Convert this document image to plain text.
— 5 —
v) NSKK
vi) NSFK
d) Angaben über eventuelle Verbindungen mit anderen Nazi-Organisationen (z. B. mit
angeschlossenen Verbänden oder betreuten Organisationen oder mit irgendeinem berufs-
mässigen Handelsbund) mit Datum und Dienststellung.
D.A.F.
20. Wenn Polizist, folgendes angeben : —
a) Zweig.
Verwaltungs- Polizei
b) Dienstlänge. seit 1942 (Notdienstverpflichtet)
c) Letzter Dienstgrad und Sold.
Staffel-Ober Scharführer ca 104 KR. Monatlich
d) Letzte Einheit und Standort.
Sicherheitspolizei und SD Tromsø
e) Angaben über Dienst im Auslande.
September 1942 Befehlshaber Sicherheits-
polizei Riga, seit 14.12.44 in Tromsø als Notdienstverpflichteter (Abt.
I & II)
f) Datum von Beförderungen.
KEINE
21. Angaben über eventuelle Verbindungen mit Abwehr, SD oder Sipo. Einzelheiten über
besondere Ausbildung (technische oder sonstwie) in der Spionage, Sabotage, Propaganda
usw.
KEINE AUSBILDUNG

___

--- TASK DESCRIPTION ---
Every line of the data above should be reproduced word for word.

--- SOLUTION ---
Convert this document image to plain text.
— 5 —
v) NSKK
vi) NSFK
d) Angaben über eventuelle Verbindungen mit anderen Nazi-Organisationen (z. B. mit
angeschlossenen Verbänden oder betreuten Organisationen oder mit irgendeinem berufs-
mässigen Handelsbund) mit Datum und Dienststellung.
D.A.F.
20. Wenn Polizist, folgendes angeben : —
a) Zweig.
Verwaltungs- Polizei
b) Dienstlänge. seit 1942 (Notdienstverpflichtet)
c) Letzter Dienstgrad und Sold.
Staffel-Ober Scharführer ca 104 KR. Monatlich
d) Letzte Einheit und Standort.
Sicherheitspolizei und SD Tromsø
e) Angaben über Dienst im Auslande.
September 1942 Befehlshaber Sicherheits-
polizei Riga, seit 14.12.44 in Tromsø als Notdienstverpflichteter (Abt.
I & II)
f) Datum von Beförderungen.
KEINE
21. Angaben über eventuelle Verbindungen mit Abwehr, SD oder Sipo. Einzelheiten über
besondere Ausbildung (technische oder sonstwie) in der Spionage, Sabotage, Propaganda
usw.
KEINE AUSBILDUNG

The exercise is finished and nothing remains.